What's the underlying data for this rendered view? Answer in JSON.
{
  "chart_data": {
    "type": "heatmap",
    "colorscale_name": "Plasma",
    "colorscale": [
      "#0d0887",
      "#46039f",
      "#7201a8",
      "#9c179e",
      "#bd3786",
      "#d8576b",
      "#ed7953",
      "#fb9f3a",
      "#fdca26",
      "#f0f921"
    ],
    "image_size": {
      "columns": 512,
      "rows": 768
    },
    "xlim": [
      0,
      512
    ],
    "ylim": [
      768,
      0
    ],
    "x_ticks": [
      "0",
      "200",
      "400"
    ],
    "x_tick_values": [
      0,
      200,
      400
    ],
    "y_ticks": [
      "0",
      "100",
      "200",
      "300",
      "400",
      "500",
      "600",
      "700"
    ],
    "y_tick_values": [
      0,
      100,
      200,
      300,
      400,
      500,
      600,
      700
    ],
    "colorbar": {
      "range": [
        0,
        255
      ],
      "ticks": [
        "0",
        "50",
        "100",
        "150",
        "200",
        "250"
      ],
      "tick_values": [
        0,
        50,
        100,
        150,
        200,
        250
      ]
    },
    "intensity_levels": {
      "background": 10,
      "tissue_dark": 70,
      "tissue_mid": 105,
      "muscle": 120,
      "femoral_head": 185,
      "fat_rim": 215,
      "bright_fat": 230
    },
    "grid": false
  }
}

◇ ◇ ◇ ◇ ◇

▶ THE REQUEST
Extract every entry in the listing word for word.

▶ SOLUTION
What's the underlying data for this rendered view? Answer in JSON.
{
  "chart_data": {
    "type": "heatmap",
    "colorscale_name": "Plasma",
    "colorscale": [
      "#0d0887",
      "#46039f",
      "#7201a8",
      "#9c179e",
      "#bd3786",
      "#d8576b",
      "#ed7953",
      "#fb9f3a",
      "#fdca26",
      "#f0f921"
    ],
    "image_size": {
      "columns": 512,
      "rows": 768
    },
    "xlim": [
      0,
      512
    ],
    "ylim": [
      768,
      0
    ],
    "x_ticks": [
      "0",
      "200",
      "400"
    ],
    "x_tick_values": [
      0,
      200,
      400
    ],
    "y_ticks": [
      "0",
      "100",
      "200",
      "300",
      "400",
      "500",
      "600",
      "700"
    ],
    "y_tick_values": [
      0,
      100,
      200,
      300,
      400,
      500,
      600,
      700
    ],
    "colorbar": {
      "range": [
        0,
        255
      ],
      "ticks": [
        "0",
        "50",
        "100",
        "150",
        "200",
        "250"
      ],
      "tick_values": [
        0,
        50,
        100,
        150,
        200,
        250
      ]
    },
    "intensity_levels": {
      "background": 10,
      "tissue_dark": 70,
      "tissue_mid": 105,
      "muscle": 120,
      "femoral_head": 185,
      "fat_rim": 215,
      "bright_fat": 230
    },
    "grid": false
  }
}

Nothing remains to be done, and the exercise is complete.